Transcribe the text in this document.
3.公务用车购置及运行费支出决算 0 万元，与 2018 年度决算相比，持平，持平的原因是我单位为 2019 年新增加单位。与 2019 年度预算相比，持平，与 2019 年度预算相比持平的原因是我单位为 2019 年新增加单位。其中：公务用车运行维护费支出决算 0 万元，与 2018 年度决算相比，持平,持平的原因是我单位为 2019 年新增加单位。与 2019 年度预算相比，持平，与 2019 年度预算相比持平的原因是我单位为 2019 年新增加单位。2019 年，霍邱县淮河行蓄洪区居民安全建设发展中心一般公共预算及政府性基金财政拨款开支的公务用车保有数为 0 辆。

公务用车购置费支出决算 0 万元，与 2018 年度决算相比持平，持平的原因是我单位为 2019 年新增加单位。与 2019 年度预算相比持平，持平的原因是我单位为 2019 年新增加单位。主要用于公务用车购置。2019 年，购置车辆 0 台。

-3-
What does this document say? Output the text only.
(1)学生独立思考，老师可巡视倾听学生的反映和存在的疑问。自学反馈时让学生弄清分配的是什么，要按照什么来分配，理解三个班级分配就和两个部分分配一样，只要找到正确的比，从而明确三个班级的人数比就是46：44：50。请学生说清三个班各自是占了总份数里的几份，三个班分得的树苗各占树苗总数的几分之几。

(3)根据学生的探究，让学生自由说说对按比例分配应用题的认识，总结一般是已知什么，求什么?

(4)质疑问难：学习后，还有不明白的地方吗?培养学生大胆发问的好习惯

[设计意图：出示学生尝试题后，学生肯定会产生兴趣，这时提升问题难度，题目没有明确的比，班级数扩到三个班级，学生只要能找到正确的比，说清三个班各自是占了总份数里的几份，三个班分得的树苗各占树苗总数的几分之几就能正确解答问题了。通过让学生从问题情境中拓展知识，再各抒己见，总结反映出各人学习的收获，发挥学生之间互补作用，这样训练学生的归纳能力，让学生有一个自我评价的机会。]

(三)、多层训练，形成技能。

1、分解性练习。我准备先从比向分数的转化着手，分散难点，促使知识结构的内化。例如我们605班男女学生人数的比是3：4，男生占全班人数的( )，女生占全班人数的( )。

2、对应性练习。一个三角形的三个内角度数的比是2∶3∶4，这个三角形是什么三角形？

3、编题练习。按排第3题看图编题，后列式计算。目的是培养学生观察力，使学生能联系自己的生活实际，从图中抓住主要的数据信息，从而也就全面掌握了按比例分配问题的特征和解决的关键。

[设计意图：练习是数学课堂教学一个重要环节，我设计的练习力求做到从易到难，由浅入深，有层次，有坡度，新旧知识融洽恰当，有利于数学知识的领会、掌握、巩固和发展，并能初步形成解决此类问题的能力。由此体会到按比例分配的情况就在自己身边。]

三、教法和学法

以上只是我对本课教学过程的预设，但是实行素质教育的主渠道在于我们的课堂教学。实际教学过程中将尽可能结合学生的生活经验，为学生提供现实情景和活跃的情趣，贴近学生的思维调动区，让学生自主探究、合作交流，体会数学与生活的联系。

#### [GOAL]
Please reproduce every line of the material word for word.

#### [WORKED ANSWER]
Transcribe the text in this document.
3.公务用车购置及运行费支出决算 0 万元，与 2018 年度决算相比，持平，持平的原因是我单位为 2019 年新增加单位。与 2019 年度预算相比，持平，与 2019 年度预算相比持平的原因是我单位为 2019 年新增加单位。其中：公务用车运行维护费支出决算 0 万元，与 2018 年度决算相比，持平,持平的原因是我单位为 2019 年新增加单位。与 2019 年度预算相比，持平，与 2019 年度预算相比持平的原因是我单位为 2019 年新增加单位。2019 年，霍邱县淮河行蓄洪区居民安全建设发展中心一般公共预算及政府性基金财政拨款开支的公务用车保有数为 0 辆。

公务用车购置费支出决算 0 万元，与 2018 年度决算相比持平，持平的原因是我单位为 2019 年新增加单位。与 2019 年度预算相比持平，持平的原因是我单位为 2019 年新增加单位。主要用于公务用车购置。2019 年，购置车辆 0 台。

-3-
What does this document say? Output the text only.
(1)学生独立思考，老师可巡视倾听学生的反映和存在的疑问。自学反馈时让学生弄清分配的是什么，要按照什么来分配，理解三个班级分配就和两个部分分配一样，只要找到正确的比，从而明确三个班级的人数比就是46：44：50。请学生说清三个班各自是占了总份数里的几份，三个班分得的树苗各占树苗总数的几分之几。

(3)根据学生的探究，让学生自由说说对按比例分配应用题的认识，总结一般是已知什么，求什么?

(4)质疑问难：学习后，还有不明白的地方吗?培养学生大胆发问的好习惯

[设计意图：出示学生尝试题后，学生肯定会产生兴趣，这时提升问题难度，题目没有明确的比，班级数扩到三个班级，学生只要能找到正确的比，说清三个班各自是占了总份数里的几份，三个班分得的树苗各占树苗总数的几分之几就能正确解答问题了。通过让学生从问题情境中拓展知识，再各抒己见，总结反映出各人学习的收获，发挥学生之间互补作用，这样训练学生的归纳能力，让学生有一个自我评价的机会。]

(三)、多层训练，形成技能。

1、分解性练习。我准备先从比向分数的转化着手，分散难点，促使知识结构的内化。例如我们605班男女学生人数的比是3：4，男生占全班人数的( )，女生占全班人数的( )。

2、对应性练习。一个三角形的三个内角度数的比是2∶3∶4，这个三角形是什么三角形？

3、编题练习。按排第3题看图编题，后列式计算。目的是培养学生观察力，使学生能联系自己的生活实际，从图中抓住主要的数据信息，从而也就全面掌握了按比例分配问题的特征和解决的关键。

[设计意图：练习是数学课堂教学一个重要环节，我设计的练习力求做到从易到难，由浅入深，有层次，有坡度，新旧知识融洽恰当，有利于数学知识的领会、掌握、巩固和发展，并能初步形成解决此类问题的能力。由此体会到按比例分配的情况就在自己身边。]

三、教法和学法

以上只是我对本课教学过程的预设，但是实行素质教育的主渠道在于我们的课堂教学。实际教学过程中将尽可能结合学生的生活经验，为学生提供现实情景和活跃的情趣，贴近学生的思维调动区，让学生自主探究、合作交流，体会数学与生活的联系。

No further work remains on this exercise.